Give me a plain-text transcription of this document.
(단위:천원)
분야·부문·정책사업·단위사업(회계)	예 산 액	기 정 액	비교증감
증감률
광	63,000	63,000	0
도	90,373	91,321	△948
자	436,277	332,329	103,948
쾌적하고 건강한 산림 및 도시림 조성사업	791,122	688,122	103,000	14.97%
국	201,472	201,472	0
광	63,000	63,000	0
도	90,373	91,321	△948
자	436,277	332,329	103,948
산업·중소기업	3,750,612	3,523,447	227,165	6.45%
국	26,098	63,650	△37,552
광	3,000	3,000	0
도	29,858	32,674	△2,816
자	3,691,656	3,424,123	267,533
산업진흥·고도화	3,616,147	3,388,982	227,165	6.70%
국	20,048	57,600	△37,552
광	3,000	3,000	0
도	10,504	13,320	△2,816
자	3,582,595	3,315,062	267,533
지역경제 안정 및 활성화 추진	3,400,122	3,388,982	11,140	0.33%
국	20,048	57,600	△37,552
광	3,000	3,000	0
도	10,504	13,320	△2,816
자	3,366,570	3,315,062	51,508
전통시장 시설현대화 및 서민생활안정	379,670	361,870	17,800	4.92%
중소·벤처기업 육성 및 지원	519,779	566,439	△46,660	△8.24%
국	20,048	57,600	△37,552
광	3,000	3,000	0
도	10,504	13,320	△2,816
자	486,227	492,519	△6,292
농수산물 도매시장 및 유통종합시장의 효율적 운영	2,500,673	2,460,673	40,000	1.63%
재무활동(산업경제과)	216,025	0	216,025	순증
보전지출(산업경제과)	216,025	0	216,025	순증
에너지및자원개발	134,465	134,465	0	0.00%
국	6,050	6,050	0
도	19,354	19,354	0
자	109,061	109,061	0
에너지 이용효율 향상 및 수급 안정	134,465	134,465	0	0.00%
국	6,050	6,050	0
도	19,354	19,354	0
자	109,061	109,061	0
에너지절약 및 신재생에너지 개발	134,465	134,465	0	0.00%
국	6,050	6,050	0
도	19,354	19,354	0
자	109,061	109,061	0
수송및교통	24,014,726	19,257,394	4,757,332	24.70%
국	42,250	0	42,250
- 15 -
---
Give back the data above exactly as it appears.

Full output =>
Give me a plain-text transcription of this document.
(단위:천원)
분야·부문·정책사업·단위사업(회계)	예 산 액	기 정 액	비교증감
증감률
광	63,000	63,000	0
도	90,373	91,321	△948
자	436,277	332,329	103,948
쾌적하고 건강한 산림 및 도시림 조성사업	791,122	688,122	103,000	14.97%
국	201,472	201,472	0
광	63,000	63,000	0
도	90,373	91,321	△948
자	436,277	332,329	103,948
산업·중소기업	3,750,612	3,523,447	227,165	6.45%
국	26,098	63,650	△37,552
광	3,000	3,000	0
도	29,858	32,674	△2,816
자	3,691,656	3,424,123	267,533
산업진흥·고도화	3,616,147	3,388,982	227,165	6.70%
국	20,048	57,600	△37,552
광	3,000	3,000	0
도	10,504	13,320	△2,816
자	3,582,595	3,315,062	267,533
지역경제 안정 및 활성화 추진	3,400,122	3,388,982	11,140	0.33%
국	20,048	57,600	△37,552
광	3,000	3,000	0
도	10,504	13,320	△2,816
자	3,366,570	3,315,062	51,508
전통시장 시설현대화 및 서민생활안정	379,670	361,870	17,800	4.92%
중소·벤처기업 육성 및 지원	519,779	566,439	△46,660	△8.24%
국	20,048	57,600	△37,552
광	3,000	3,000	0
도	10,504	13,320	△2,816
자	486,227	492,519	△6,292
농수산물 도매시장 및 유통종합시장의 효율적 운영	2,500,673	2,460,673	40,000	1.63%
재무활동(산업경제과)	216,025	0	216,025	순증
보전지출(산업경제과)	216,025	0	216,025	순증
에너지및자원개발	134,465	134,465	0	0.00%
국	6,050	6,050	0
도	19,354	19,354	0
자	109,061	109,061	0
에너지 이용효율 향상 및 수급 안정	134,465	134,465	0	0.00%
국	6,050	6,050	0
도	19,354	19,354	0
자	109,061	109,061	0
에너지절약 및 신재생에너지 개발	134,465	134,465	0	0.00%
국	6,050	6,050	0
도	19,354	19,354	0
자	109,061	109,061	0
수송및교통	24,014,726	19,257,394	4,757,332	24.70%
국	42,250	0	42,250
- 15 -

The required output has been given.